• Source:
+ + + +
Every port has a unique identity.  Ketchikan has rain; lots of rain, 13+ feet per year. It has wild life.  It has history. Specifically, ‘Creek Street’.  In the early years of the 1900’s this was the red-light district, the buildings hanging over the creek, supported by the stilt like pilings.

The coastline and rain forest in Ketchikan is a smorgasbord of wildlife, from thousands of Salmon swimming upstream to spawn this time of year; hundreds of Bald Eagles perched on tree branches and tops ever so regal, waiting to dive on unsuspecting meals; to Black Bears feasting on wild berries and Salmon.

This area is also home to the Tlingit native tribe, with the world’s largest display of totem poles at both Saxman Native Village and Totem Bight State Park.  With so many options we had settled on attending one of the big attractions in Ketchikan, a lumberjack show.
Ketchikan, like so many other heavily wooded areas of our country, at one time had a bustling timber industry.  The tradition of lumberjacks is alive and well in a fun and entertaining show, The Great Alaskan Lumberjack Show, a block from the docks where our ship was docked.
+ + + +
• Stated exercise: Transcribe the Ketchikan travel account word for word, from beginning to end.
+ + + +
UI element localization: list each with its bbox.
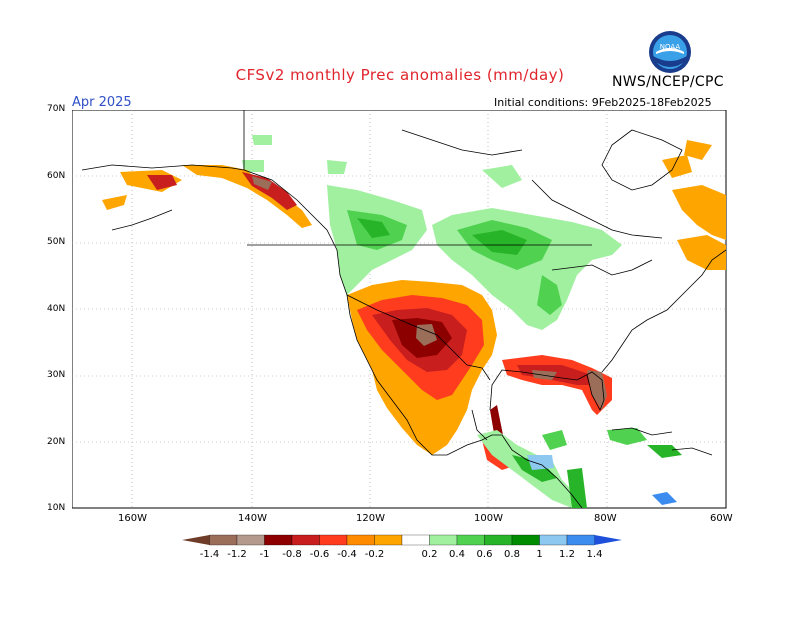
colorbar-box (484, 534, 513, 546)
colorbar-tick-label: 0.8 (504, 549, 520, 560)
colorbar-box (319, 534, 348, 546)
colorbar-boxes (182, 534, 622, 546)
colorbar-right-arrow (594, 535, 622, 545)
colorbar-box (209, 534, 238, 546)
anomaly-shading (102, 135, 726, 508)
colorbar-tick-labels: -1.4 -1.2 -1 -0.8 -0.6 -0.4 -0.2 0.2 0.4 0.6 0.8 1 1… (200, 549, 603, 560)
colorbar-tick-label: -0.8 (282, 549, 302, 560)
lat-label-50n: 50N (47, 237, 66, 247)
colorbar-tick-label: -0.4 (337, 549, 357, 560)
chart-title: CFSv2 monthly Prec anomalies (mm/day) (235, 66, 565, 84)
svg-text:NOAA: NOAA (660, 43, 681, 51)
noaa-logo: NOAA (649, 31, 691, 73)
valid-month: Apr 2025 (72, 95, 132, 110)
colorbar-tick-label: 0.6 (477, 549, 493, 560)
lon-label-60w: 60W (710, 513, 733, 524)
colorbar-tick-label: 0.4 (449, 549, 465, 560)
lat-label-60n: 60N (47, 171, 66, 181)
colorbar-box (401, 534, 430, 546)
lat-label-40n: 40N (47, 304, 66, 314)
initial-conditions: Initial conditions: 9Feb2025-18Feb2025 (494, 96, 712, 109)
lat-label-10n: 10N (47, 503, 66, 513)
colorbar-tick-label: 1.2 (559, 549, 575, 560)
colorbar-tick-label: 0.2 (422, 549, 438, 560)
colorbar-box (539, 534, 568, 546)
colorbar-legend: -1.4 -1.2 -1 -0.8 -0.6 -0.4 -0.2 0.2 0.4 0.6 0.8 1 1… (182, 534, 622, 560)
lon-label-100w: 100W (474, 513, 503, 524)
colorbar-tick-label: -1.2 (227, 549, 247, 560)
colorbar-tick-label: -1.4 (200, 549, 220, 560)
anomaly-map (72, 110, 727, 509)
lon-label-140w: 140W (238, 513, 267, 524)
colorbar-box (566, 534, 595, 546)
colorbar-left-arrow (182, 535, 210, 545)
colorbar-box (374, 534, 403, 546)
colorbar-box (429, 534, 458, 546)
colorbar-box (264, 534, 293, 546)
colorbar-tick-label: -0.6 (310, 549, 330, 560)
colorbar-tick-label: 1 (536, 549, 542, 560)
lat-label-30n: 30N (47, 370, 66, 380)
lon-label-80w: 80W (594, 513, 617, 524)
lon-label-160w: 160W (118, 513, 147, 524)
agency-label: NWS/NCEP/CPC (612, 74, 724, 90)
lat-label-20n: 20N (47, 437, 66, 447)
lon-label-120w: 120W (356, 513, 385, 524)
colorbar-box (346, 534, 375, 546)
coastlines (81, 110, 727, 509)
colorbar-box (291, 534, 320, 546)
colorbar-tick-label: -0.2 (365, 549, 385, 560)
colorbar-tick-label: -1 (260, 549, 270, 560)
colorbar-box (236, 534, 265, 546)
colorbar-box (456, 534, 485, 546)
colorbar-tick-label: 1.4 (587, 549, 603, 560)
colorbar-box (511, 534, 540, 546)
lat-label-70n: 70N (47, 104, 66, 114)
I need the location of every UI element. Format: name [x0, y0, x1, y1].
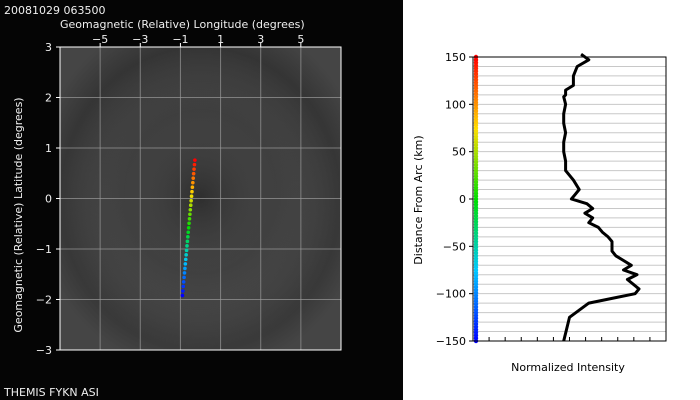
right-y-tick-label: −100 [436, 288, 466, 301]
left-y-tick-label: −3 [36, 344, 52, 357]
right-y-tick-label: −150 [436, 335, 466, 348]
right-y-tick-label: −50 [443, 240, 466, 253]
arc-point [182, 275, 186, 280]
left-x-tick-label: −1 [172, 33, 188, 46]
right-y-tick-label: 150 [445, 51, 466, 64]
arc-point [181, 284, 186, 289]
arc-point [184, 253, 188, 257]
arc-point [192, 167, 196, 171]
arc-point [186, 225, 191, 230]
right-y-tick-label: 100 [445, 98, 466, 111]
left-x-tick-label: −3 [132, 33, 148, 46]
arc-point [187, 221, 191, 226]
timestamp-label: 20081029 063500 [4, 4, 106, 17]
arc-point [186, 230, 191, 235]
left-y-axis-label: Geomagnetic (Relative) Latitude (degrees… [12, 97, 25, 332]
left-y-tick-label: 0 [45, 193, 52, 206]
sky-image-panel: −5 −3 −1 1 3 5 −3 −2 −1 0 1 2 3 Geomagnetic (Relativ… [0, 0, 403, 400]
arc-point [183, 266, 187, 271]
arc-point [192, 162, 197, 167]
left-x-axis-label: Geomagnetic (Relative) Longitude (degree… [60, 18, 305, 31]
+ + + +
• Output of the task:
Every port has a unique identity.  Ketchikan has rain; lots of rain, 13+ feet per year. It has wild life.  It has history. Specifically, ‘Creek Street’.  In the early years of the 1900’s this was the red-light district, the buildings hanging over the creek, supported by the stilt like pilings.

The coastline and rain forest in Ketchikan is a smorgasbord of wildlife, from thousands of Salmon swimming upstream to spawn this time of year; hundreds of Bald Eagles perched on tree branches and tops ever so regal, waiting to dive on unsuspecting meals; to Black Bears feasting on wild berries and Salmon.

This area is also home to the Tlingit native tribe, with the world’s largest display of totem poles at both Saxman Native Village and Totem Bight State Park.  With so many options we had settled on attending one of the big attractions in Ketchikan, a lumberjack show.
Ketchikan, like so many other heavily wooded areas of our country, at one time had a bustling timber industry.  The tradition of lumberjacks is alive and well in a fun and entertaining show, The Great Alaskan Lumberjack Show, a block from the docks where our ship was docked.